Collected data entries
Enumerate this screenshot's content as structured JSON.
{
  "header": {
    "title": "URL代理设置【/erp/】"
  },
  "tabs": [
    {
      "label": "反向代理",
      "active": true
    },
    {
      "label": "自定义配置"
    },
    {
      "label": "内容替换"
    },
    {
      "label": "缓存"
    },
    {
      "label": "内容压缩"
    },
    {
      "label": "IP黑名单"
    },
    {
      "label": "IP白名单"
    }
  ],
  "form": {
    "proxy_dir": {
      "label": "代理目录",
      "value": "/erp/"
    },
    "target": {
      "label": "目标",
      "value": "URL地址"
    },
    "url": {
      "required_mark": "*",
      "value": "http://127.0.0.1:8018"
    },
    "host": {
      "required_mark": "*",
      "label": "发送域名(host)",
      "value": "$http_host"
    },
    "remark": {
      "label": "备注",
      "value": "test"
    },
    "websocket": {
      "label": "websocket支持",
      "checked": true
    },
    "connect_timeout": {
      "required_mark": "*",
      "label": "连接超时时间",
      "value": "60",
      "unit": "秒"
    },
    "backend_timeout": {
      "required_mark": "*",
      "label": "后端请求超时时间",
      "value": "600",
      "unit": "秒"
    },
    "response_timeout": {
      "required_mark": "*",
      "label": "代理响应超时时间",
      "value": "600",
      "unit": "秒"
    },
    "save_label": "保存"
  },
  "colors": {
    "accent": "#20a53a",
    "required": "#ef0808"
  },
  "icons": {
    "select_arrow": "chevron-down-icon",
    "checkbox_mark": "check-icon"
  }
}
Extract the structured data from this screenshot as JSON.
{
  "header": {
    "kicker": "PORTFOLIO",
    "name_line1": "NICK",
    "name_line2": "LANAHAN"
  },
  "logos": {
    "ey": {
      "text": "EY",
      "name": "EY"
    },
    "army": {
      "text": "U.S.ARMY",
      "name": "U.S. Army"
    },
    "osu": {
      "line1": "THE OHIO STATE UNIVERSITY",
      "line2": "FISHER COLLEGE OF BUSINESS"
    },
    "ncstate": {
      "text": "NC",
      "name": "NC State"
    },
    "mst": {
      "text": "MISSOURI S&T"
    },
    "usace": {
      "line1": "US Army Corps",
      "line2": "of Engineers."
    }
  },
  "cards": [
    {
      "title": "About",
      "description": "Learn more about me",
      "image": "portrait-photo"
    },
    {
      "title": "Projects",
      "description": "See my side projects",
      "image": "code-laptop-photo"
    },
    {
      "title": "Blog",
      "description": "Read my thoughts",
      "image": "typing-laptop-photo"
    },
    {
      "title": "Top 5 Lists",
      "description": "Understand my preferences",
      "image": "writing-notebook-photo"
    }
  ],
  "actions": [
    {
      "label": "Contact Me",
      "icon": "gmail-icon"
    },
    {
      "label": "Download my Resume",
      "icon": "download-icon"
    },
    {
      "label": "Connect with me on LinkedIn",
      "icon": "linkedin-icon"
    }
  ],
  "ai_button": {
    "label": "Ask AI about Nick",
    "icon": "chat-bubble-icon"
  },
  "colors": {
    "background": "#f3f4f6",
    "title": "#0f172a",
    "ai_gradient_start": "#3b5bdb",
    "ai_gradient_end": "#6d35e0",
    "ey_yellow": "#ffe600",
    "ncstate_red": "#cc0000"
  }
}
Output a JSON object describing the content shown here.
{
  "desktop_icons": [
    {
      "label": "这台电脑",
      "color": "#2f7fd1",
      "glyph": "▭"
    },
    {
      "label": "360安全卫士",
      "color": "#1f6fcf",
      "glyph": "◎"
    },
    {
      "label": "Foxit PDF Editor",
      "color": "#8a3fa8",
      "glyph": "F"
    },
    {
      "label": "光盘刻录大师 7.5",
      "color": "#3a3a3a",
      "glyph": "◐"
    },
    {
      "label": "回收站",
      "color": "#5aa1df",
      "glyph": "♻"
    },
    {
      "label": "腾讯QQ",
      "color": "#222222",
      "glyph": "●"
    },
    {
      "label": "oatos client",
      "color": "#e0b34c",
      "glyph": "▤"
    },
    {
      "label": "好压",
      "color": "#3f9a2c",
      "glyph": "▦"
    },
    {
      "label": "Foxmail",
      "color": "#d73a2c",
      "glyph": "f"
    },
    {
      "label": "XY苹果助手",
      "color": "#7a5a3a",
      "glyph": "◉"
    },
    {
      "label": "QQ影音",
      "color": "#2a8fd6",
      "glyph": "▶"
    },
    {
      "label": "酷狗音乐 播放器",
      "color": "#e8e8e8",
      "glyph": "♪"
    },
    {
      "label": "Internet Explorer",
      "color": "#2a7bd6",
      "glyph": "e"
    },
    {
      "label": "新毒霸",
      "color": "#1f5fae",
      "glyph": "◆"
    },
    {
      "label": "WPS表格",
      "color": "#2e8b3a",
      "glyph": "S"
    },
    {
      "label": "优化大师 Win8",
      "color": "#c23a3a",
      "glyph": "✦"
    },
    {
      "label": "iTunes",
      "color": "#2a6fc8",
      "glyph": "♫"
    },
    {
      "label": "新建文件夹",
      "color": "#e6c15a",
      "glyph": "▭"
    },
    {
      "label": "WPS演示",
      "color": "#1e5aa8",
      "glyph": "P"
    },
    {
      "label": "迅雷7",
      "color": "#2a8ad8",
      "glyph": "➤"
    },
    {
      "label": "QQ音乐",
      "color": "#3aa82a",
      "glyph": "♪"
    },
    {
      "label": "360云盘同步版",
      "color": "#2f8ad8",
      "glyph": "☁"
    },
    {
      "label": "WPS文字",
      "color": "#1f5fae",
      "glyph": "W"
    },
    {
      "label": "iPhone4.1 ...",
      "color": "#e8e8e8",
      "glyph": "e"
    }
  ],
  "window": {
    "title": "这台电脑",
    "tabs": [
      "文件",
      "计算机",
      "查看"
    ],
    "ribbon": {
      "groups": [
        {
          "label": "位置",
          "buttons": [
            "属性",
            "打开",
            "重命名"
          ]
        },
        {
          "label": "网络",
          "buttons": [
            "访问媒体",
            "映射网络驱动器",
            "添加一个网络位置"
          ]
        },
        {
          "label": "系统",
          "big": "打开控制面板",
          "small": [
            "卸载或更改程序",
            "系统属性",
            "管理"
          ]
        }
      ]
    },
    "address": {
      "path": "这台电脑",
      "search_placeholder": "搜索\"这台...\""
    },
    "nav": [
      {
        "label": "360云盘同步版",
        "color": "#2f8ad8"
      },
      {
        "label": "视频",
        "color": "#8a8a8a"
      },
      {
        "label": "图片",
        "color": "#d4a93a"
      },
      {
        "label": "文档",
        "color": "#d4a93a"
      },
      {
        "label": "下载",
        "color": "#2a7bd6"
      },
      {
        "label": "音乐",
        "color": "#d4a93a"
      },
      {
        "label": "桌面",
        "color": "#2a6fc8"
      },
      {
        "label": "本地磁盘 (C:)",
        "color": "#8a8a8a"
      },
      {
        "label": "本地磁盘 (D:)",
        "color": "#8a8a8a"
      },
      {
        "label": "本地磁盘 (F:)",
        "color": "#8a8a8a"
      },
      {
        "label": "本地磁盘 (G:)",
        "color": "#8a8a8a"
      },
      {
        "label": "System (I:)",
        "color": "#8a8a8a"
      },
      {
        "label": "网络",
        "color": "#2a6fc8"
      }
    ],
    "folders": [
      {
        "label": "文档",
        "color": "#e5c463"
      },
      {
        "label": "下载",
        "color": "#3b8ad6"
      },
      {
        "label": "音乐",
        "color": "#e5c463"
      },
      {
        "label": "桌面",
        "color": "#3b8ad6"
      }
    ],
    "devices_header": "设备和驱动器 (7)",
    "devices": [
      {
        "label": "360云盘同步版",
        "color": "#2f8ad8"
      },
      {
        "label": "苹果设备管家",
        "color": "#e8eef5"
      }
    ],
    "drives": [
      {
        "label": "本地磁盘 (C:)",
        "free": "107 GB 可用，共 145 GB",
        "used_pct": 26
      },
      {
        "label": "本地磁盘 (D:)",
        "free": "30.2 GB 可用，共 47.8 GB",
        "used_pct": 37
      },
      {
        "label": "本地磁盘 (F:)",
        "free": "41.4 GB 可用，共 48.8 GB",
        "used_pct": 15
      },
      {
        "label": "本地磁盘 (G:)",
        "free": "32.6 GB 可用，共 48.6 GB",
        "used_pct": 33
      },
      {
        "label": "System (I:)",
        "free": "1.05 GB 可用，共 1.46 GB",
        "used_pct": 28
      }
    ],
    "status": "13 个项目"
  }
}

- Directions: Pick out the lines containing the word "description" and show them.

- Full output:
      "description": "Learn more about me",
      "description": "See my side projects",
      "description": "Read my thoughts",
      "description": "Understand my preferences",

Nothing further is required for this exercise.